▸ EXERCISE AIM:
Every record should be written out exactly, please.

▸ GIVEN DATA:
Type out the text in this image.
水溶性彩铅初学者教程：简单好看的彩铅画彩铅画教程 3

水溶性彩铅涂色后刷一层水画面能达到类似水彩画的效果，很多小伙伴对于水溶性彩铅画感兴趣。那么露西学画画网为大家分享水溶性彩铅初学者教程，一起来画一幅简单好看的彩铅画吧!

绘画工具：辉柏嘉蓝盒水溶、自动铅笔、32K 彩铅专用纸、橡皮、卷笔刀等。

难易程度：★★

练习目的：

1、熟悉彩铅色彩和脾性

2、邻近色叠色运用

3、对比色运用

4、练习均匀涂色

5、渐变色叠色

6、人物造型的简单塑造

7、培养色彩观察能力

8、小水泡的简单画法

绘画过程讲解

▸ RESPONSE TO THE EXERCISE:
Type out the text in this image.
水溶性彩铅初学者教程：简单好看的彩铅画彩铅画教程 3

水溶性彩铅涂色后刷一层水画面能达到类似水彩画的效果，很多小伙伴对于水溶性彩铅画感兴趣。那么露西学画画网为大家分享水溶性彩铅初学者教程，一起来画一幅简单好看的彩铅画吧!

绘画工具：辉柏嘉蓝盒水溶、自动铅笔、32K 彩铅专用纸、橡皮、卷笔刀等。

难易程度：★★

练习目的：

1、熟悉彩铅色彩和脾性

2、邻近色叠色运用

3、对比色运用

4、练习均匀涂色

5、渐变色叠色

6、人物造型的简单塑造

7、培养色彩观察能力

8、小水泡的简单画法

绘画过程讲解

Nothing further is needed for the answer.